Metin parçası
********************

01 Nisan 2024 15:00
Tarihi bir geceye tanık olmak, bir olayın, yaşandığı anda yıllar sonra hatırlanacağını bilmek; hatta belki de bir kırılma noktası olarak anılacağını düşünmek insanların kafasında kontrolsüz şekilde sonsuz olasılıkların hesaplanmasına sebep oluyor. Pazar akşamı CHP İstanbul İl Başkanlığı’ndaki partililerin ve Saraçhane’deki binlerce İmamoğlu destekçisinin de mutluluktan tarif etmekte zorlandığı his belki de önemli ölçüde buydu.
Saat 17.00’de sandıklar kapandığında Sarıyer’deki CHP İl Başkanlığı’nda İmamoğlu’nun İstanbul’u kazanacağına dair temkinli bir iyimserlik vardı. İmamoğlu’nun anketlerde farkı iyiden iyiye açmış görünmesine rağmen ilk etapta partililer, seçim sonuçları hakkında gazetecilere konuşmama eğilimini belli ettiler. CHP’nin ülke genelinde seçimden birinci parti çıkacağına dair ise, herhangi bir parti temsilcisinden tek bir tahmin bile ne seçim gününde ne de öncesinde duyuldu.
CHP’nin İstanbul’da kurduğu sistem de aslında gazetecilerin partililerle temasını kısıtlamak istiyor hissi veriyordu. Yeni il başkanlığı binasında takip edilen ilk yerel seçimlerde gazeteciler binanın içine alınmadı. Basın için il başkanlığı binasına bağlı bir çadır kuruldu. CHP yoğun akreditasyon talebini kapasite kısıtı sebebiyle karşılamakta zorlanırken, çadırda parti temsilcileriyle iletişim kurmakta sıkıntı çeken gazeteciler, bilgi almak için binanın 1. katındaki “kaynaklarına” başvurarak şanslarını denemek zorunda kaldılar.

********************

Veri kayıtları
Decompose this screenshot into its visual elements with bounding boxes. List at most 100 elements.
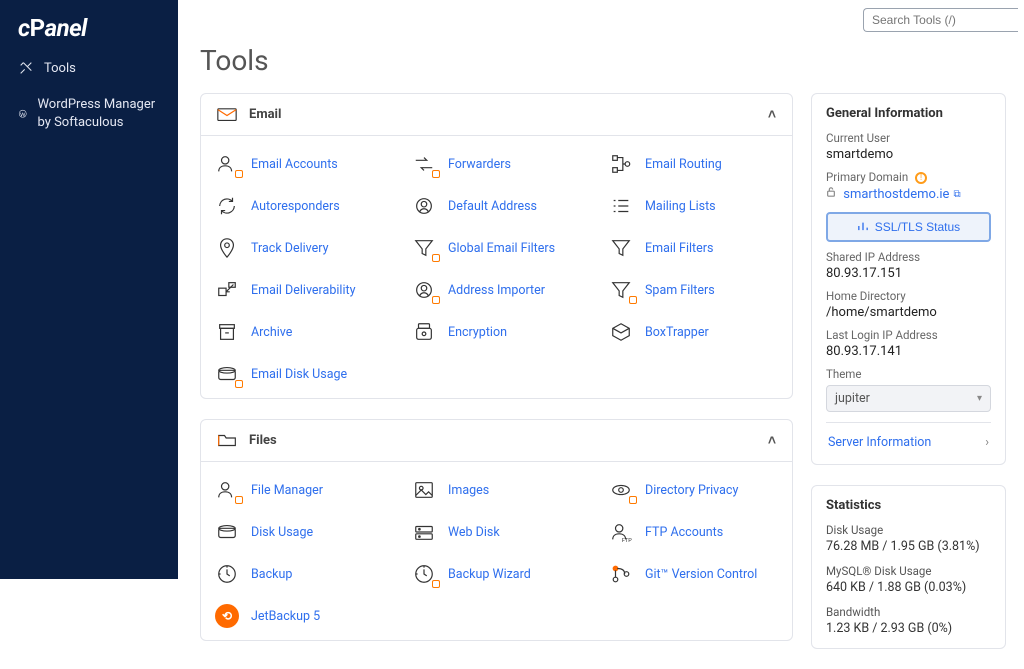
feature-jetbackup-5[interactable]: ⟲ JetBackup 5 [205,598,394,634]
feature-label: Email Deliverability [251,283,356,298]
feature-label: FTP Accounts [645,525,723,540]
stat-value: 76.28 MB / 1.95 GB (3.81%) [826,539,991,554]
feature-icon [213,520,241,544]
feature-mailing-lists[interactable]: Mailing Lists [599,188,788,224]
feature-address-importer[interactable]: Address Importer [402,272,591,308]
feature-icon [213,278,241,302]
feature-git-version-control[interactable]: Git™ Version Control [599,556,788,592]
mail-icon [217,107,237,123]
page-title: Tools [178,36,1024,93]
panel-files: Files ˄ File Manager Images Directory Priv… [200,419,793,641]
feature-directory-privacy[interactable]: Directory Privacy [599,472,788,508]
chevron-right-icon: › [985,435,989,450]
folder-icon [217,433,237,449]
primary-domain-link[interactable]: smarthostdemo.ie ⧉ [843,187,960,202]
card-title: Statistics [826,498,991,513]
feature-icon: FTP [607,520,635,544]
current-user-value: smartdemo [826,147,991,162]
feature-email-filters[interactable]: Email Filters [599,230,788,266]
home-dir-value: /home/smartdemo [826,305,991,320]
general-info-card: General Information Current User smartde… [811,93,1006,465]
feature-label: JetBackup 5 [251,609,320,624]
statistics-card: Statistics Disk Usage 76.28 MB / 1.95 GB … [811,485,1006,649]
feature-autoresponders[interactable]: Autoresponders [205,188,394,224]
feature-images[interactable]: Images [402,472,591,508]
sidebar-item-wordpress[interactable]: WordPress Manager by Softaculous [0,86,178,142]
feature-label: Web Disk [448,525,500,540]
feature-icon [607,320,635,344]
theme-select[interactable]: jupiter ▾ [826,385,991,412]
feature-default-address[interactable]: Default Address [402,188,591,224]
brand-logo: cPanel [0,0,178,50]
feature-archive[interactable]: Archive [205,314,394,350]
primary-domain-label: Primary Domain ! [826,170,991,184]
feature-encryption[interactable]: Encryption [402,314,591,350]
feature-icon [410,236,438,260]
feature-backup[interactable]: Backup [205,556,394,592]
feature-label: Disk Usage [251,525,313,540]
feature-icon [607,152,635,176]
current-user-label: Current User [826,131,991,145]
external-link-icon: ⧉ [953,189,960,200]
feature-global-email-filters[interactable]: Global Email Filters [402,230,591,266]
feature-ftp-accounts[interactable]: FTP FTP Accounts [599,514,788,550]
shared-ip-value: 80.93.17.151 [826,266,991,281]
panel-email: Email ˄ Email Accounts Forwarders Email Ro… [200,93,793,399]
feature-email-routing[interactable]: Email Routing [599,146,788,182]
feature-icon [213,562,241,586]
info-column: General Information Current User smartde… [811,93,1006,649]
feature-icon [607,236,635,260]
feature-icon [213,320,241,344]
shared-ip-label: Shared IP Address [826,250,991,264]
feature-label: Email Disk Usage [251,367,347,382]
feature-label: File Manager [251,483,323,498]
ssl-status-button[interactable]: SSL/TLS Status [826,212,991,242]
stat-label: MySQL® Disk Usage [826,564,991,578]
feature-icon [410,478,438,502]
feature-email-deliverability[interactable]: Email Deliverability [205,272,394,308]
feature-file-manager[interactable]: File Manager [205,472,394,508]
card-title: General Information [826,106,991,121]
warning-icon: ! [915,172,927,184]
feature-icon [213,152,241,176]
feature-icon: ⟲ [213,604,241,628]
panel-files-header[interactable]: Files ˄ [201,420,792,462]
feature-label: Forwarders [448,157,511,172]
sidebar-item-tools[interactable]: Tools [0,50,178,86]
feature-icon [607,562,635,586]
svg-text:FTP: FTP [622,538,632,543]
feature-track-delivery[interactable]: Track Delivery [205,230,394,266]
feature-backup-wizard[interactable]: Backup Wizard [402,556,591,592]
feature-label: Encryption [448,325,507,340]
feature-label: BoxTrapper [645,325,709,340]
panel-title: Files [249,433,277,448]
feature-label: Backup Wizard [448,567,531,582]
feature-label: Track Delivery [251,241,329,256]
feature-label: Email Filters [645,241,713,256]
panel-title: Email [249,107,281,122]
feature-web-disk[interactable]: Web Disk [402,514,591,550]
chevron-up-icon: ˄ [768,106,776,123]
theme-label: Theme [826,367,991,381]
search-input[interactable] [863,8,1018,32]
feature-icon [410,520,438,544]
topbar [178,0,1024,36]
feature-spam-filters[interactable]: Spam Filters [599,272,788,308]
server-information-link[interactable]: Server Information › [826,422,991,452]
feature-label: Email Accounts [251,157,338,172]
feature-disk-usage[interactable]: Disk Usage [205,514,394,550]
stat-value: 640 KB / 1.88 GB (0.03%) [826,580,991,595]
panel-email-header[interactable]: Email ˄ [201,94,792,136]
feature-icon [213,236,241,260]
feature-label: Directory Privacy [645,483,738,498]
stat-label: Disk Usage [826,523,991,537]
feature-boxtrapper[interactable]: BoxTrapper [599,314,788,350]
feature-icon [410,152,438,176]
feature-email-disk-usage[interactable]: Email Disk Usage [205,356,394,392]
sidebar-item-label: Tools [44,61,76,76]
feature-icon [213,478,241,502]
sidebar-item-label: WordPress Manager by Softaculous [37,96,160,132]
feature-email-accounts[interactable]: Email Accounts [205,146,394,182]
feature-label: Email Routing [645,157,722,172]
feature-forwarders[interactable]: Forwarders [402,146,591,182]
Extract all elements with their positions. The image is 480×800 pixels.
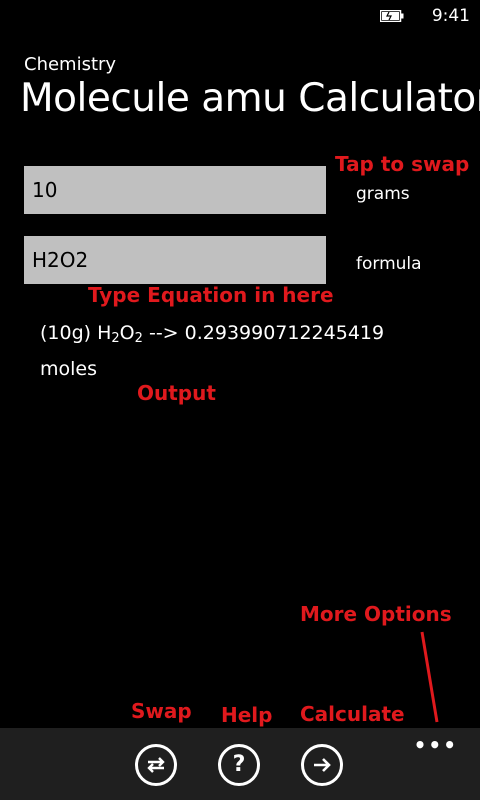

********************

Kısa görev
Seçim gecesini anlatan metni baştan sona, tek harfini bile değiştirmeden yeniden yazın. Bu verilerin metinle hiçbir ilgisi yok.

Çözülmüş soru
01 Nisan 2024 15:00
Tarihi bir geceye tanık olmak, bir olayın, yaşandığı anda yıllar sonra hatırlanacağını bilmek; hatta belki de bir kırılma noktası olarak anılacağını düşünmek insanların kafasında kontrolsüz şekilde sonsuz olasılıkların hesaplanmasına sebep oluyor. Pazar akşamı CHP İstanbul İl Başkanlığı’ndaki partililerin ve Saraçhane’deki binlerce İmamoğlu destekçisinin de mutluluktan tarif etmekte zorlandığı his belki de önemli ölçüde buydu.
Saat 17.00’de sandıklar kapandığında Sarıyer’deki CHP İl Başkanlığı’nda İmamoğlu’nun İstanbul’u kazanacağına dair temkinli bir iyimserlik vardı. İmamoğlu’nun anketlerde farkı iyiden iyiye açmış görünmesine rağmen ilk etapta partililer, seçim sonuçları hakkında gazetecilere konuşmama eğilimini belli ettiler. CHP’nin ülke genelinde seçimden birinci parti çıkacağına dair ise, herhangi bir parti temsilcisinden tek bir tahmin bile ne seçim gününde ne de öncesinde duyuldu.
CHP’nin İstanbul’da kurduğu sistem de aslında gazetecilerin partililerle temasını kısıtlamak istiyor hissi veriyordu. Yeni il başkanlığı binasında takip edilen ilk yerel seçimlerde gazeteciler binanın içine alınmadı. Basın için il başkanlığı binasına bağlı bir çadır kuruldu. CHP yoğun akreditasyon talebini kapasite kısıtı sebebiyle karşılamakta zorlanırken, çadırda parti temsilcileriyle iletişim kurmakta sıkıntı çeken gazeteciler, bilgi almak için binanın 1. katındaki “kaynaklarına” başvurarak şanslarını denemek zorunda kaldılar.